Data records
◆ ◆ ◆ ◆ ◆ ◆ ◆

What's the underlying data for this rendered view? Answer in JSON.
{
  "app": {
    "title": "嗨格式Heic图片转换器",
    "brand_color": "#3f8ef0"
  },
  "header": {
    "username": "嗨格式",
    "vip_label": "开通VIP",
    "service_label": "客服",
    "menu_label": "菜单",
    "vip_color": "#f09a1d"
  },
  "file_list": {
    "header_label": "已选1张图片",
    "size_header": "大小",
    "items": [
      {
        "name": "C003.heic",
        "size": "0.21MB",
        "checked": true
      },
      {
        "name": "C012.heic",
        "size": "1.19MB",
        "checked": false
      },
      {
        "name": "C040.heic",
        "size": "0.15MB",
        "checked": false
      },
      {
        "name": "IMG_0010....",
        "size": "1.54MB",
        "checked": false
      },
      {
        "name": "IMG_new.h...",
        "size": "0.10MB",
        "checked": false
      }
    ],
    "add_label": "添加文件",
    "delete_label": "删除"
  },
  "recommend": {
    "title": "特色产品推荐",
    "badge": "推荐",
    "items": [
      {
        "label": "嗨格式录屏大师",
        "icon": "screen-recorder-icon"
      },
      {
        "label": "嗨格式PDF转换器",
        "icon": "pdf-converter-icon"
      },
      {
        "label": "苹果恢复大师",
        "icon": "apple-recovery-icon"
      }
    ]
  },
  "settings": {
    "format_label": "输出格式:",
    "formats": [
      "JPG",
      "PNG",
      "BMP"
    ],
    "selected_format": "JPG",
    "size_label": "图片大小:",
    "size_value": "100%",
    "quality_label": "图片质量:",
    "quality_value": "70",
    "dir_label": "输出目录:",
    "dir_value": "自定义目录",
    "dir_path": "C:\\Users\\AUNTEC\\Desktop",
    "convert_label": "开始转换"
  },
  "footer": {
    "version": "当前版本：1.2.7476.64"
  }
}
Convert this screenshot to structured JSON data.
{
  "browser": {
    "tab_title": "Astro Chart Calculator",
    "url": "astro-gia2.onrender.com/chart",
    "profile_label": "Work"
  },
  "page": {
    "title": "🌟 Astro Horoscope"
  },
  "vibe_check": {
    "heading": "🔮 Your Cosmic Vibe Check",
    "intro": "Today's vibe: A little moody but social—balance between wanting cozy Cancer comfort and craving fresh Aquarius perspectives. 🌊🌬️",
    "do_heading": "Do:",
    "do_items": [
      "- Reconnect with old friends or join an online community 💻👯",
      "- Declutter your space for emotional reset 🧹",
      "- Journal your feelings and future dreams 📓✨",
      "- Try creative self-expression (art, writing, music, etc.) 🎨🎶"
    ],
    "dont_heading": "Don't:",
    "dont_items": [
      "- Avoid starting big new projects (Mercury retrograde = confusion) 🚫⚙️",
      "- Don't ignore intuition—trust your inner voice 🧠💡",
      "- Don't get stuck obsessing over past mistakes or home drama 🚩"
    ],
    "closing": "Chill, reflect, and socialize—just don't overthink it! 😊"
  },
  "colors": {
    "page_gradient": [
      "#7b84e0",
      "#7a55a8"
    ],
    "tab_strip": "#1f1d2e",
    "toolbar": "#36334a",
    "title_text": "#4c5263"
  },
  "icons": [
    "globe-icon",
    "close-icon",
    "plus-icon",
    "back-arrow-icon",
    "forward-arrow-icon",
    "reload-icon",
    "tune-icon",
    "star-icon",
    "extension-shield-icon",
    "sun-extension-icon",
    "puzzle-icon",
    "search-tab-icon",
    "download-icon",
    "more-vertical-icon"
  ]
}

◆ ◆ ◆ ◆ ◆ ◆ ◆

Starting at the line that contains "Convert this screenshot", retype each line through the end of the listing above and nothing else.

Answer to the exercise:
Convert this screenshot to structured JSON data.
{
  "browser": {
    "tab_title": "Astro Chart Calculator",
    "url": "astro-gia2.onrender.com/chart",
    "profile_label": "Work"
  },
  "page": {
    "title": "🌟 Astro Horoscope"
  },
  "vibe_check": {
    "heading": "🔮 Your Cosmic Vibe Check",
    "intro": "Today's vibe: A little moody but social—balance between wanting cozy Cancer comfort and craving fresh Aquarius perspectives. 🌊🌬️",
    "do_heading": "Do:",
    "do_items": [
      "- Reconnect with old friends or join an online community 💻👯",
      "- Declutter your space for emotional reset 🧹",
      "- Journal your feelings and future dreams 📓✨",
      "- Try creative self-expression (art, writing, music, etc.) 🎨🎶"
    ],
    "dont_heading": "Don't:",
    "dont_items": [
      "- Avoid starting big new projects (Mercury retrograde = confusion) 🚫⚙️",
      "- Don't ignore intuition—trust your inner voice 🧠💡",
      "- Don't get stuck obsessing over past mistakes or home drama 🚩"
    ],
    "closing": "Chill, reflect, and socialize—just don't overthink it! 😊"
  },
  "colors": {
    "page_gradient": [
      "#7b84e0",
      "#7a55a8"
    ],
    "tab_strip": "#1f1d2e",
    "toolbar": "#36334a",
    "title_text": "#4c5263"
  },
  "icons": [
    "globe-icon",
    "close-icon",
    "plus-icon",
    "back-arrow-icon",
    "forward-arrow-icon",
    "reload-icon",
    "tune-icon",
    "star-icon",
    "extension-shield-icon",
    "sun-extension-icon",
    "puzzle-icon",
    "search-tab-icon",
    "download-icon",
    "more-vertical-icon"
  ]
}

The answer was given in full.